From the listing below, copy every line with the word "Weekly".
··········
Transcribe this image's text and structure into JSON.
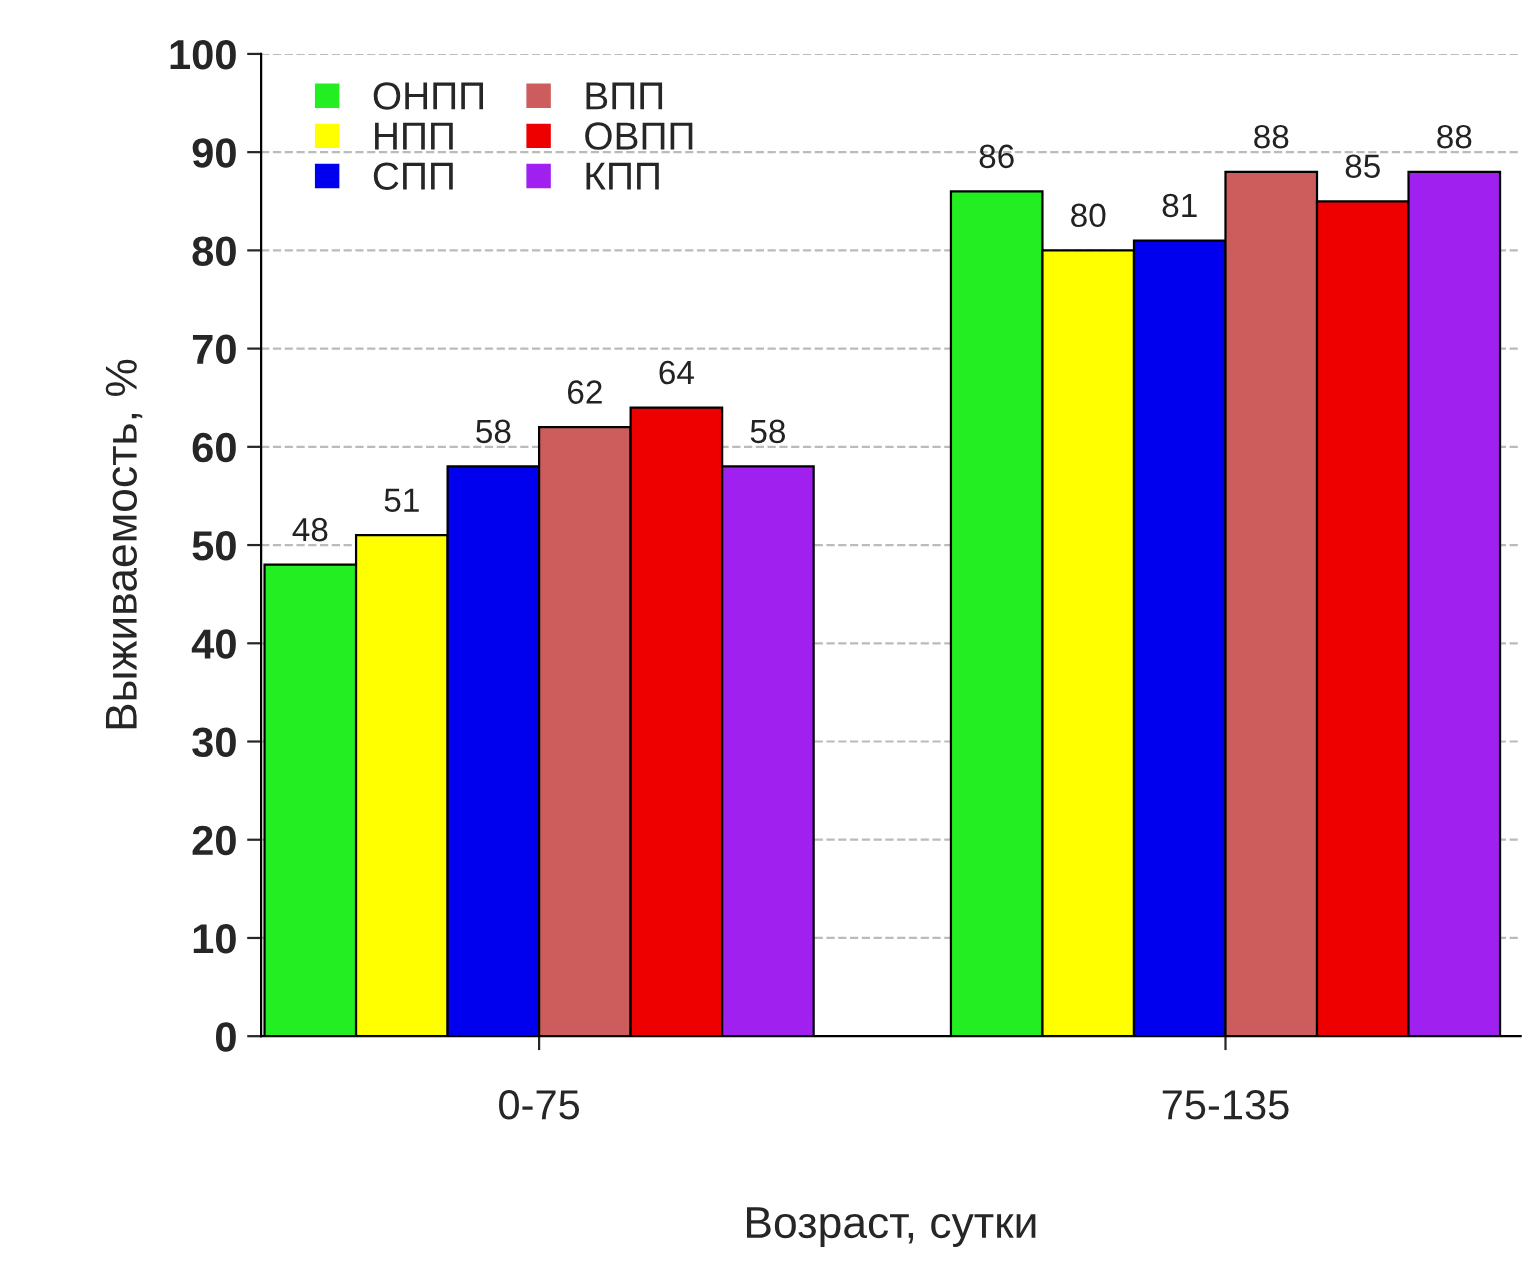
{
  "chart_data": {
    "type": "bar",
    "xlabel": "Возраст, сутки",
    "ylabel": "Выживаемость, %",
    "categories": [
      "0-75",
      "75-135"
    ],
    "series": [
      {
        "name": "ОНПП",
        "color": "#22ee22",
        "values": [
          48,
          86
        ]
      },
      {
        "name": "НПП",
        "color": "#ffff00",
        "values": [
          51,
          80
        ]
      },
      {
        "name": "СПП",
        "color": "#0000ee",
        "values": [
          58,
          81
        ]
      },
      {
        "name": "ВПП",
        "color": "#cd5c5c",
        "values": [
          62,
          88
        ]
      },
      {
        "name": "ОВПП",
        "color": "#ee0000",
        "values": [
          64,
          85
        ]
      },
      {
        "name": "КПП",
        "color": "#a020f0",
        "values": [
          58,
          88
        ]
      }
    ],
    "ylim": [
      0,
      100
    ],
    "yticks": [
      0,
      10,
      20,
      30,
      40,
      50,
      60,
      70,
      80,
      90,
      100
    ],
    "grid": "y",
    "legend": "top left",
    "data_labels": true
  }
}
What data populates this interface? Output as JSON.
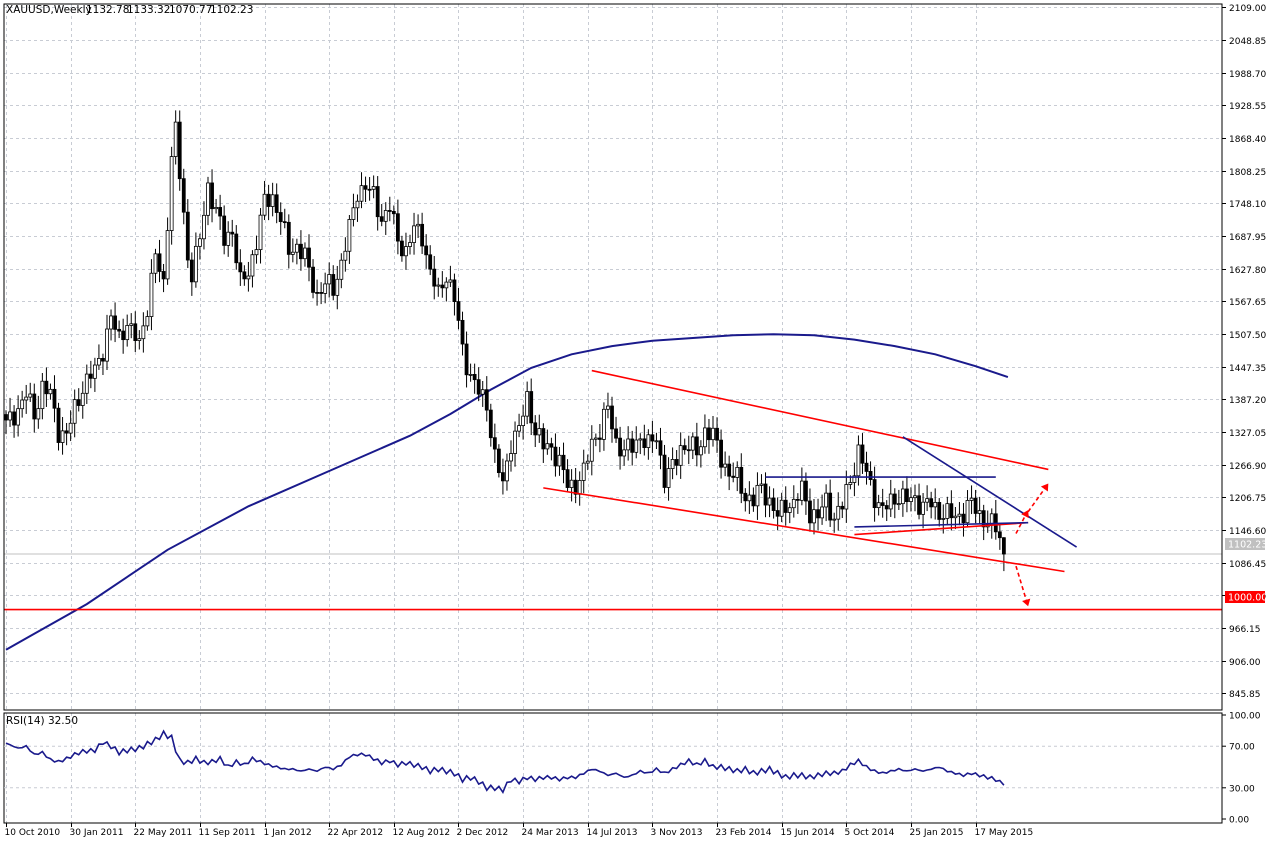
{
  "header": {
    "symbol": "XAUUSD,Weekly",
    "open": "1132.78",
    "high": "1133.32",
    "low": "1070.77",
    "close": "1102.23"
  },
  "rsi": {
    "label": "RSI(14) 32.50",
    "levels": [
      "100.00",
      "70.00",
      "30.00",
      "0.00"
    ]
  },
  "price_labels": {
    "current": "1102.23",
    "level_1000": "1000.00"
  },
  "colors": {
    "background": "#ffffff",
    "grid": "#c8ccd4",
    "candle": "#000000",
    "ma": "#1a1a8c",
    "trendline_red": "#ff0000",
    "trendline_blue": "#1a1a8c",
    "rsi_line": "#1a1a8c",
    "current_price_label_bg": "#c0c0c0",
    "level_label_bg": "#ff0000"
  },
  "chart_data": {
    "type": "candlestick",
    "instrument": "XAUUSD",
    "timeframe": "Weekly",
    "grid": true,
    "y_ticks": [
      2109.0,
      2048.85,
      1988.7,
      1928.55,
      1868.4,
      1808.25,
      1748.1,
      1687.95,
      1627.8,
      1567.65,
      1507.5,
      1447.35,
      1387.2,
      1327.05,
      1266.9,
      1206.75,
      1146.6,
      1086.45,
      1026.3,
      966.15,
      906.0,
      845.85
    ],
    "y_tick_labels": [
      "2109.00",
      "2048.85",
      "1988.70",
      "1928.55",
      "1868.40",
      "1808.25",
      "1748.10",
      "1687.95",
      "1627.80",
      "1567.65",
      "1507.50",
      "1447.35",
      "1387.20",
      "1327.05",
      "1266.90",
      "1206.75",
      "1146.60",
      "1086.45",
      "1026.30",
      "966.15",
      "906.00",
      "845.85"
    ],
    "ylim": [
      815.0,
      2115.0
    ],
    "x_tick_labels": [
      "10 Oct 2010",
      "30 Jan 2011",
      "22 May 2011",
      "11 Sep 2011",
      "1 Jan 2012",
      "22 Apr 2012",
      "12 Aug 2012",
      "2 Dec 2012",
      "24 Mar 2013",
      "14 Jul 2013",
      "3 Nov 2013",
      "23 Feb 2014",
      "15 Jun 2014",
      "5 Oct 2014",
      "25 Jan 2015",
      "17 May 2015"
    ],
    "x_tick_weeks": [
      0,
      16,
      32,
      48,
      64,
      80,
      96,
      112,
      128,
      144,
      160,
      176,
      192,
      208,
      224,
      240
    ],
    "candle_anchors": [
      [
        0,
        1340
      ],
      [
        3,
        1370
      ],
      [
        5,
        1395
      ],
      [
        7,
        1360
      ],
      [
        9,
        1410
      ],
      [
        11,
        1395
      ],
      [
        13,
        1330
      ],
      [
        15,
        1320
      ],
      [
        17,
        1370
      ],
      [
        19,
        1410
      ],
      [
        22,
        1440
      ],
      [
        24,
        1480
      ],
      [
        26,
        1535
      ],
      [
        28,
        1500
      ],
      [
        30,
        1530
      ],
      [
        31,
        1510
      ],
      [
        33,
        1490
      ],
      [
        35,
        1560
      ],
      [
        37,
        1650
      ],
      [
        39,
        1600
      ],
      [
        41,
        1835
      ],
      [
        42,
        1880
      ],
      [
        43,
        1800
      ],
      [
        45,
        1650
      ],
      [
        46,
        1620
      ],
      [
        48,
        1680
      ],
      [
        50,
        1780
      ],
      [
        52,
        1735
      ],
      [
        54,
        1680
      ],
      [
        56,
        1700
      ],
      [
        58,
        1600
      ],
      [
        60,
        1620
      ],
      [
        62,
        1680
      ],
      [
        64,
        1750
      ],
      [
        66,
        1760
      ],
      [
        68,
        1720
      ],
      [
        70,
        1660
      ],
      [
        72,
        1670
      ],
      [
        74,
        1650
      ],
      [
        75,
        1620
      ],
      [
        77,
        1580
      ],
      [
        79,
        1600
      ],
      [
        81,
        1590
      ],
      [
        83,
        1640
      ],
      [
        85,
        1700
      ],
      [
        87,
        1770
      ],
      [
        89,
        1780
      ],
      [
        91,
        1760
      ],
      [
        93,
        1720
      ],
      [
        95,
        1740
      ],
      [
        97,
        1680
      ],
      [
        99,
        1660
      ],
      [
        101,
        1700
      ],
      [
        103,
        1690
      ],
      [
        105,
        1620
      ],
      [
        107,
        1580
      ],
      [
        109,
        1620
      ],
      [
        111,
        1570
      ],
      [
        113,
        1480
      ],
      [
        115,
        1430
      ],
      [
        117,
        1400
      ],
      [
        119,
        1380
      ],
      [
        121,
        1280
      ],
      [
        123,
        1230
      ],
      [
        125,
        1310
      ],
      [
        127,
        1330
      ],
      [
        129,
        1390
      ],
      [
        131,
        1330
      ],
      [
        133,
        1300
      ],
      [
        135,
        1300
      ],
      [
        137,
        1270
      ],
      [
        139,
        1230
      ],
      [
        141,
        1230
      ],
      [
        143,
        1250
      ],
      [
        145,
        1310
      ],
      [
        147,
        1330
      ],
      [
        149,
        1370
      ],
      [
        151,
        1310
      ],
      [
        153,
        1290
      ],
      [
        155,
        1300
      ],
      [
        157,
        1320
      ],
      [
        159,
        1300
      ],
      [
        161,
        1320
      ],
      [
        163,
        1240
      ],
      [
        165,
        1260
      ],
      [
        167,
        1300
      ],
      [
        169,
        1300
      ],
      [
        171,
        1290
      ],
      [
        173,
        1330
      ],
      [
        175,
        1320
      ],
      [
        177,
        1280
      ],
      [
        179,
        1250
      ],
      [
        181,
        1240
      ],
      [
        183,
        1210
      ],
      [
        185,
        1200
      ],
      [
        187,
        1225
      ],
      [
        189,
        1200
      ],
      [
        191,
        1170
      ],
      [
        193,
        1195
      ],
      [
        195,
        1195
      ],
      [
        197,
        1220
      ],
      [
        199,
        1180
      ],
      [
        201,
        1170
      ],
      [
        203,
        1200
      ],
      [
        205,
        1170
      ],
      [
        207,
        1190
      ],
      [
        209,
        1240
      ],
      [
        211,
        1290
      ],
      [
        213,
        1250
      ],
      [
        215,
        1210
      ],
      [
        217,
        1180
      ],
      [
        219,
        1200
      ],
      [
        221,
        1210
      ],
      [
        223,
        1200
      ],
      [
        225,
        1205
      ],
      [
        227,
        1190
      ],
      [
        229,
        1195
      ],
      [
        231,
        1180
      ],
      [
        233,
        1175
      ],
      [
        235,
        1170
      ],
      [
        237,
        1180
      ],
      [
        239,
        1195
      ],
      [
        241,
        1175
      ],
      [
        243,
        1160
      ],
      [
        245,
        1150
      ],
      [
        246,
        1132
      ],
      [
        247,
        1102
      ]
    ],
    "ma": {
      "points": [
        [
          0,
          926
        ],
        [
          20,
          1010
        ],
        [
          40,
          1110
        ],
        [
          60,
          1190
        ],
        [
          80,
          1255
        ],
        [
          100,
          1320
        ],
        [
          110,
          1360
        ],
        [
          120,
          1405
        ],
        [
          130,
          1445
        ],
        [
          140,
          1470
        ],
        [
          150,
          1485
        ],
        [
          160,
          1495
        ],
        [
          170,
          1500
        ],
        [
          180,
          1505
        ],
        [
          190,
          1507
        ],
        [
          200,
          1505
        ],
        [
          210,
          1497
        ],
        [
          220,
          1485
        ],
        [
          230,
          1470
        ],
        [
          240,
          1448
        ],
        [
          248,
          1428
        ]
      ]
    },
    "trendlines": [
      {
        "color": "red",
        "points": [
          [
            145,
            1440
          ],
          [
            258,
            1258
          ]
        ]
      },
      {
        "color": "red",
        "points": [
          [
            133,
            1224
          ],
          [
            262,
            1070
          ]
        ]
      },
      {
        "color": "red",
        "points": [
          [
            0,
            1000
          ],
          [
            1276,
            1000
          ]
        ],
        "pixel_x": true
      },
      {
        "color": "red",
        "points": [
          [
            210,
            1138
          ],
          [
            253,
            1160
          ]
        ]
      },
      {
        "color": "blue",
        "points": [
          [
            222,
            1318
          ],
          [
            265,
            1115
          ]
        ]
      },
      {
        "color": "blue",
        "points": [
          [
            188,
            1244
          ],
          [
            245,
            1244
          ]
        ]
      },
      {
        "color": "blue",
        "points": [
          [
            210,
            1152
          ],
          [
            253,
            1160
          ]
        ]
      }
    ],
    "current_price": 1102.23,
    "horizontal_level": 1000.0,
    "rsi_series": {
      "period": 14,
      "ylim": [
        0,
        100
      ],
      "ticks": [
        100,
        70,
        30,
        0
      ],
      "anchors": [
        [
          0,
          73
        ],
        [
          3,
          68
        ],
        [
          5,
          70
        ],
        [
          7,
          62
        ],
        [
          9,
          64
        ],
        [
          11,
          57
        ],
        [
          13,
          55
        ],
        [
          15,
          58
        ],
        [
          17,
          62
        ],
        [
          19,
          65
        ],
        [
          22,
          66
        ],
        [
          24,
          74
        ],
        [
          26,
          70
        ],
        [
          28,
          64
        ],
        [
          30,
          66
        ],
        [
          33,
          68
        ],
        [
          35,
          72
        ],
        [
          37,
          76
        ],
        [
          39,
          82
        ],
        [
          41,
          78
        ],
        [
          43,
          56
        ],
        [
          45,
          54
        ],
        [
          47,
          58
        ],
        [
          49,
          54
        ],
        [
          51,
          55
        ],
        [
          53,
          58
        ],
        [
          55,
          50
        ],
        [
          57,
          55
        ],
        [
          59,
          52
        ],
        [
          61,
          58
        ],
        [
          63,
          55
        ],
        [
          65,
          52
        ],
        [
          67,
          50
        ],
        [
          69,
          48
        ],
        [
          71,
          48
        ],
        [
          73,
          46
        ],
        [
          75,
          48
        ],
        [
          77,
          46
        ],
        [
          79,
          50
        ],
        [
          81,
          48
        ],
        [
          83,
          52
        ],
        [
          85,
          60
        ],
        [
          87,
          62
        ],
        [
          89,
          62
        ],
        [
          91,
          58
        ],
        [
          93,
          54
        ],
        [
          95,
          56
        ],
        [
          97,
          52
        ],
        [
          99,
          54
        ],
        [
          101,
          52
        ],
        [
          103,
          50
        ],
        [
          105,
          46
        ],
        [
          107,
          48
        ],
        [
          109,
          46
        ],
        [
          111,
          44
        ],
        [
          113,
          38
        ],
        [
          115,
          40
        ],
        [
          117,
          36
        ],
        [
          119,
          30
        ],
        [
          121,
          30
        ],
        [
          123,
          28
        ],
        [
          125,
          38
        ],
        [
          127,
          36
        ],
        [
          129,
          40
        ],
        [
          131,
          38
        ],
        [
          133,
          40
        ],
        [
          135,
          40
        ],
        [
          137,
          38
        ],
        [
          139,
          40
        ],
        [
          141,
          40
        ],
        [
          143,
          44
        ],
        [
          145,
          48
        ],
        [
          147,
          46
        ],
        [
          149,
          42
        ],
        [
          151,
          44
        ],
        [
          153,
          40
        ],
        [
          155,
          42
        ],
        [
          157,
          46
        ],
        [
          159,
          44
        ],
        [
          161,
          48
        ],
        [
          163,
          44
        ],
        [
          165,
          48
        ],
        [
          167,
          52
        ],
        [
          169,
          56
        ],
        [
          171,
          52
        ],
        [
          173,
          56
        ],
        [
          175,
          50
        ],
        [
          177,
          50
        ],
        [
          179,
          48
        ],
        [
          181,
          46
        ],
        [
          183,
          48
        ],
        [
          185,
          44
        ],
        [
          187,
          46
        ],
        [
          189,
          48
        ],
        [
          191,
          44
        ],
        [
          193,
          40
        ],
        [
          195,
          42
        ],
        [
          197,
          42
        ],
        [
          199,
          40
        ],
        [
          201,
          42
        ],
        [
          203,
          44
        ],
        [
          205,
          44
        ],
        [
          207,
          46
        ],
        [
          209,
          52
        ],
        [
          211,
          56
        ],
        [
          213,
          50
        ],
        [
          215,
          46
        ],
        [
          217,
          44
        ],
        [
          219,
          46
        ],
        [
          221,
          48
        ],
        [
          223,
          46
        ],
        [
          225,
          48
        ],
        [
          227,
          46
        ],
        [
          229,
          48
        ],
        [
          231,
          50
        ],
        [
          233,
          46
        ],
        [
          235,
          44
        ],
        [
          237,
          42
        ],
        [
          239,
          44
        ],
        [
          241,
          42
        ],
        [
          243,
          40
        ],
        [
          245,
          38
        ],
        [
          247,
          32.5
        ]
      ]
    }
  }
}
··········
- Solution to this problem
    "symbol": "XAUUSD,Weekly",
    "timeframe": "Weekly",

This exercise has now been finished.